> REQUEST:
Rewrite the items below, from the first line through the line that contains "- a108s-lops: LO-PS: [462, 856, 492, 867]", replacing "Wiring Diagram" with "Schematic" and leaving everything else unchanged.

##### WORKING DATA

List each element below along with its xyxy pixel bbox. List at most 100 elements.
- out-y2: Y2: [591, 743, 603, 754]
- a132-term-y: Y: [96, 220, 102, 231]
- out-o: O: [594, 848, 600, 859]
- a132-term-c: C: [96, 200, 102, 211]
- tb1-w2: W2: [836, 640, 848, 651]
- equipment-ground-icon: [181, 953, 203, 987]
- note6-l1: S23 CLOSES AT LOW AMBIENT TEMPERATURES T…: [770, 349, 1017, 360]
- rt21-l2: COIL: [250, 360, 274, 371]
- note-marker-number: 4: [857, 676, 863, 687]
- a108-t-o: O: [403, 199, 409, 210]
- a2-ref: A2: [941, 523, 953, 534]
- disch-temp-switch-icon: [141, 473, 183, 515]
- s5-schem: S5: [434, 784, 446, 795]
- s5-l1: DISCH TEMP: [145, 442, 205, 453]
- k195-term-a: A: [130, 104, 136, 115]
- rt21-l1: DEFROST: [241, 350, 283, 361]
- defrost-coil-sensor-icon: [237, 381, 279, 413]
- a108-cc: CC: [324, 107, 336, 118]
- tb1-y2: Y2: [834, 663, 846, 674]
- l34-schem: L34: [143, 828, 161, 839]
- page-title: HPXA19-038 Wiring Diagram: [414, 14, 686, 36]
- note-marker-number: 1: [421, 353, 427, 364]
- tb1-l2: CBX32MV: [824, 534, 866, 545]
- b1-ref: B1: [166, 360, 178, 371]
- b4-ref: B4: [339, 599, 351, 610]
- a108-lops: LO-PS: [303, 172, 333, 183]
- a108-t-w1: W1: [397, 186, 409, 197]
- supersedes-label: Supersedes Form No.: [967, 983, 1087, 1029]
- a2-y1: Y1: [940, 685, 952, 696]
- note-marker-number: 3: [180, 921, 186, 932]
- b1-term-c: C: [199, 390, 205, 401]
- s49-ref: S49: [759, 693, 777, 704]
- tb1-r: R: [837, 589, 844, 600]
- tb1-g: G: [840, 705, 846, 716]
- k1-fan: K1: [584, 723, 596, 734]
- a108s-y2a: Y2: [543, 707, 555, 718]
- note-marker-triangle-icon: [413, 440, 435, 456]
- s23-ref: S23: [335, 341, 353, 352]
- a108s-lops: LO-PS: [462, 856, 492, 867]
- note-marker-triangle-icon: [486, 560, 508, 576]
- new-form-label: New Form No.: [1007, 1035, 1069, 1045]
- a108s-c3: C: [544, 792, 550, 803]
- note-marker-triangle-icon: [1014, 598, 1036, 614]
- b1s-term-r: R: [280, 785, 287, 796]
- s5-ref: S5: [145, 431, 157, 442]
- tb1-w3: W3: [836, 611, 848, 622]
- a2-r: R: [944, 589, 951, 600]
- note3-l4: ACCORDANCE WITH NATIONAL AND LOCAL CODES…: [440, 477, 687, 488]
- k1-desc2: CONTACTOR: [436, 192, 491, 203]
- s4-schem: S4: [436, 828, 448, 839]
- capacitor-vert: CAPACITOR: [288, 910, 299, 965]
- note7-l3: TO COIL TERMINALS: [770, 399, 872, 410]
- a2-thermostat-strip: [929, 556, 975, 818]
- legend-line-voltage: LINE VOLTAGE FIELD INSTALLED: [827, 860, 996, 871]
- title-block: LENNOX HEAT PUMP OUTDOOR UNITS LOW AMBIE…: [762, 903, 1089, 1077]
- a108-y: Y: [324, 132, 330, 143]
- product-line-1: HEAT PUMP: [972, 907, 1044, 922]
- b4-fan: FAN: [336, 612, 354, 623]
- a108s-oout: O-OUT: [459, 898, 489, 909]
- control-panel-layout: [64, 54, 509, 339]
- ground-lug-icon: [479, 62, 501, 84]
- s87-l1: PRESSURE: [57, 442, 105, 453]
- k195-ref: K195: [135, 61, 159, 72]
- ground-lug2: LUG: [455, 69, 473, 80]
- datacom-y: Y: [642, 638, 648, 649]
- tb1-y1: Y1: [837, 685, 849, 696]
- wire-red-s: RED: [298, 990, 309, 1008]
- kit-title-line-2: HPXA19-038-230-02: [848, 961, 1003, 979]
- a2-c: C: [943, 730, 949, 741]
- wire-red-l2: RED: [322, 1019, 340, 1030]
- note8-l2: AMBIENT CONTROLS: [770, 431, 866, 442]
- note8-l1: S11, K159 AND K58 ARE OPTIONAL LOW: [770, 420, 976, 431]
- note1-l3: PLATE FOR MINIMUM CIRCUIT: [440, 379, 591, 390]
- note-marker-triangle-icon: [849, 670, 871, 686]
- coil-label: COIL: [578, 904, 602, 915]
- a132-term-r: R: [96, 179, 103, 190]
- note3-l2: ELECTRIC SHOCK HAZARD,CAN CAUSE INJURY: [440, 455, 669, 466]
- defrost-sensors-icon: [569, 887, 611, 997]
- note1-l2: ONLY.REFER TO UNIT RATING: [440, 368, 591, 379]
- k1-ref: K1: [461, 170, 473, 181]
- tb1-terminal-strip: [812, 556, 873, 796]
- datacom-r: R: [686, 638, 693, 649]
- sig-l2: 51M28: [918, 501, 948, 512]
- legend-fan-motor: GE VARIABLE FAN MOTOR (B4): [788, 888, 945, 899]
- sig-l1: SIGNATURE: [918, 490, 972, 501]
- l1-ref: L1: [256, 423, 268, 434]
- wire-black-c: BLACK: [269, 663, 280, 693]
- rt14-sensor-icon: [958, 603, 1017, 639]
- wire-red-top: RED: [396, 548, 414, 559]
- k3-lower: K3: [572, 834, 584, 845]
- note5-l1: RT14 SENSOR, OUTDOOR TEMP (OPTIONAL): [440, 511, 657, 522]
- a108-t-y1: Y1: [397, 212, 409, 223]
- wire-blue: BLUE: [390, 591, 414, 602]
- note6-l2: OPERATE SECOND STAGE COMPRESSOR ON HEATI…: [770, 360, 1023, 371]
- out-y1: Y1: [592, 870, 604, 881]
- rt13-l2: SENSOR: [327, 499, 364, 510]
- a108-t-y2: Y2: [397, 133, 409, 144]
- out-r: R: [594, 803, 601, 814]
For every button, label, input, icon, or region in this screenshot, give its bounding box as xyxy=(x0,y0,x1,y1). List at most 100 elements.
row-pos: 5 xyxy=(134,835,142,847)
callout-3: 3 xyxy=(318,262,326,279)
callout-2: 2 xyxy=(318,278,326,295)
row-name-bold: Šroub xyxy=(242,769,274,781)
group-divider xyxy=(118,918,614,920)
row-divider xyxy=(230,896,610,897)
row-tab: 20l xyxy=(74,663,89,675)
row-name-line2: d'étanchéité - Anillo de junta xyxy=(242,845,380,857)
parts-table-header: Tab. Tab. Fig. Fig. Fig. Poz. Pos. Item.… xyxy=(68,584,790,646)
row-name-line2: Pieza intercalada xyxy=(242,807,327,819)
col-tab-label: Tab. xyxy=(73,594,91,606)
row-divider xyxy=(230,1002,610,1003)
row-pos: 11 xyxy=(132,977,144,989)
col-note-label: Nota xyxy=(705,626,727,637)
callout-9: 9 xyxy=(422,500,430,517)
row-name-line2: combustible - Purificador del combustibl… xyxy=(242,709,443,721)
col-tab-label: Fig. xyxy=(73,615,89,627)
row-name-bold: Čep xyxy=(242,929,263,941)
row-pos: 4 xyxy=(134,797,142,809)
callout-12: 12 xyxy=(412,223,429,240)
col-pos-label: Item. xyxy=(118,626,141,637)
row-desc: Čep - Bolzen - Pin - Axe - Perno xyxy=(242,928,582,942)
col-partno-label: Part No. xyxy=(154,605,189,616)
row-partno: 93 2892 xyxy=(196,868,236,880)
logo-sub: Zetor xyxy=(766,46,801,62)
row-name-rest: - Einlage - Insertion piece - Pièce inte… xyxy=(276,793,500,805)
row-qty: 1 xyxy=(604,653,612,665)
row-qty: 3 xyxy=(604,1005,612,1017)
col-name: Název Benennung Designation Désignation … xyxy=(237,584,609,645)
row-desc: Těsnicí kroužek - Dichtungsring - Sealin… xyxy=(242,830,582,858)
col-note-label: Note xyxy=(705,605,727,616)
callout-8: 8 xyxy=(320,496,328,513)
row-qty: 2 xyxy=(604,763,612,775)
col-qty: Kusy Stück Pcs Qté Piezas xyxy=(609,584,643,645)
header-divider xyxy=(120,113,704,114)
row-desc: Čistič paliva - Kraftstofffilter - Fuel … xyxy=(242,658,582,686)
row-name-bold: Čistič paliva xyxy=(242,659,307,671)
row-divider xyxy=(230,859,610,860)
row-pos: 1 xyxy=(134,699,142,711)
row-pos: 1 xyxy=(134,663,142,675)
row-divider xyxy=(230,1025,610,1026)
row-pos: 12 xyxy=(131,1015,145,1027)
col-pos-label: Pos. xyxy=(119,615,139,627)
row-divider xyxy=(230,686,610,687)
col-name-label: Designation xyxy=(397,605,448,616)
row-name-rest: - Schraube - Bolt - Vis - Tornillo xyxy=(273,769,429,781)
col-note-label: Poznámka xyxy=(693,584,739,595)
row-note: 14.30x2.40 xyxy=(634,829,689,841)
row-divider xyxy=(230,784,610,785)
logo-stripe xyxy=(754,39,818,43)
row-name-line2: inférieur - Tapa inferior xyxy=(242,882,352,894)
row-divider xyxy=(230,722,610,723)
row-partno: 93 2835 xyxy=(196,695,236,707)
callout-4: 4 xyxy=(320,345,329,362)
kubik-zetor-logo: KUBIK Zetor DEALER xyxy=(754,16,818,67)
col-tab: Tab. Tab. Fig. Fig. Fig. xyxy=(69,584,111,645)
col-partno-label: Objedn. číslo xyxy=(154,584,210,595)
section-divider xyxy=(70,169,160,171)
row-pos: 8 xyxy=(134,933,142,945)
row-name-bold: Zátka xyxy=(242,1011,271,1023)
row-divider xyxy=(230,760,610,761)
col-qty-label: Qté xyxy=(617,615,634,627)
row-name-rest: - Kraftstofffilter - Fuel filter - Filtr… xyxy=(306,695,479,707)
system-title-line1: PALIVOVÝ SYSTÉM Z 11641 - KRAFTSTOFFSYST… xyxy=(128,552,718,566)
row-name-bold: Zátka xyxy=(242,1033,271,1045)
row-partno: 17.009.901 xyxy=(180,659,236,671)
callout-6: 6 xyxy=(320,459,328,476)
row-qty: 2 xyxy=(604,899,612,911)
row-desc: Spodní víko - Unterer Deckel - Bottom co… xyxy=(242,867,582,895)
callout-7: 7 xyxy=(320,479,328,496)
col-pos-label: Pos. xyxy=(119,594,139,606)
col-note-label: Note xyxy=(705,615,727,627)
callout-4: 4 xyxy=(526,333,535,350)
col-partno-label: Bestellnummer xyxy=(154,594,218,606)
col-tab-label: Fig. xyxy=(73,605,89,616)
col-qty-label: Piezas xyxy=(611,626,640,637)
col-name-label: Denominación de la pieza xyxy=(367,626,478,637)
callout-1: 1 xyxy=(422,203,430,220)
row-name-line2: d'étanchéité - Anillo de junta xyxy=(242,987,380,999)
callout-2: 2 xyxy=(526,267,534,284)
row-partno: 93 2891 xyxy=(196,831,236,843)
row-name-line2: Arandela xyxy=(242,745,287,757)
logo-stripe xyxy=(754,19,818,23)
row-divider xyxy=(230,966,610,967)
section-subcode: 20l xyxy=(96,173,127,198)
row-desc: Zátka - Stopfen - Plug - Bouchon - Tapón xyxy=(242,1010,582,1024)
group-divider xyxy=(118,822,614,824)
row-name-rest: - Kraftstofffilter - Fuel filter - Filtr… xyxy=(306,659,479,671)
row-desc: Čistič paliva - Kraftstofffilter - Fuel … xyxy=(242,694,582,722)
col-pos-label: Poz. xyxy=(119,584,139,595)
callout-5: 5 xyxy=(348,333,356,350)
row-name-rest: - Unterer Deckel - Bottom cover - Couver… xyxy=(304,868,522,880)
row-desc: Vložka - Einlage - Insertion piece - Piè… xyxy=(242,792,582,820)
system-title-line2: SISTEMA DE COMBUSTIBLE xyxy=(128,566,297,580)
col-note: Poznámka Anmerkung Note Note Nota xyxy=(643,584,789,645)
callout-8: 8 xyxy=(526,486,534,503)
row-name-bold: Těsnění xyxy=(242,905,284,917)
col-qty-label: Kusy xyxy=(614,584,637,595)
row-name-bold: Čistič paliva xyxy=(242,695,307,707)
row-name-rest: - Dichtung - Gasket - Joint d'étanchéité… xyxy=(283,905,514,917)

##########

> SOLUTION TO THE EXERCISE:
List each element below along with its xyxy pixel bbox. List at most 100 elements.
- out-y2: Y2: [591, 743, 603, 754]
- a132-term-y: Y: [96, 220, 102, 231]
- out-o: O: [594, 848, 600, 859]
- a132-term-c: C: [96, 200, 102, 211]
- tb1-w2: W2: [836, 640, 848, 651]
- equipment-ground-icon: [181, 953, 203, 987]
- note6-l1: S23 CLOSES AT LOW AMBIENT TEMPERATURES T…: [770, 349, 1017, 360]
- rt21-l2: COIL: [250, 360, 274, 371]
- note-marker-number: 4: [857, 676, 863, 687]
- a108-t-o: O: [403, 199, 409, 210]
- a2-ref: A2: [941, 523, 953, 534]
- disch-temp-switch-icon: [141, 473, 183, 515]
- s5-schem: S5: [434, 784, 446, 795]
- s5-l1: DISCH TEMP: [145, 442, 205, 453]
- k195-term-a: A: [130, 104, 136, 115]
- rt21-l1: DEFROST: [241, 350, 283, 361]
- defrost-coil-sensor-icon: [237, 381, 279, 413]
- a108-cc: CC: [324, 107, 336, 118]
- tb1-y2: Y2: [834, 663, 846, 674]
- l34-schem: L34: [143, 828, 161, 839]
- page-title: HPXA19-038 Schematic: [414, 14, 686, 36]
- note-marker-number: 1: [421, 353, 427, 364]
- tb1-l2: CBX32MV: [824, 534, 866, 545]
- b1-ref: B1: [166, 360, 178, 371]
- b4-ref: B4: [339, 599, 351, 610]
- a108-lops: LO-PS: [303, 172, 333, 183]
- a108-t-w1: W1: [397, 186, 409, 197]
- supersedes-label: Supersedes Form No.: [967, 983, 1087, 1029]
- a2-y1: Y1: [940, 685, 952, 696]
- note-marker-number: 3: [180, 921, 186, 932]
- b1-term-c: C: [199, 390, 205, 401]
- s49-ref: S49: [759, 693, 777, 704]
- tb1-r: R: [837, 589, 844, 600]
- tb1-g: G: [840, 705, 846, 716]
- k1-fan: K1: [584, 723, 596, 734]
- a108s-y2a: Y2: [543, 707, 555, 718]
- note-marker-triangle-icon: [413, 440, 435, 456]
- s23-ref: S23: [335, 341, 353, 352]
- a108s-lops: LO-PS: [462, 856, 492, 867]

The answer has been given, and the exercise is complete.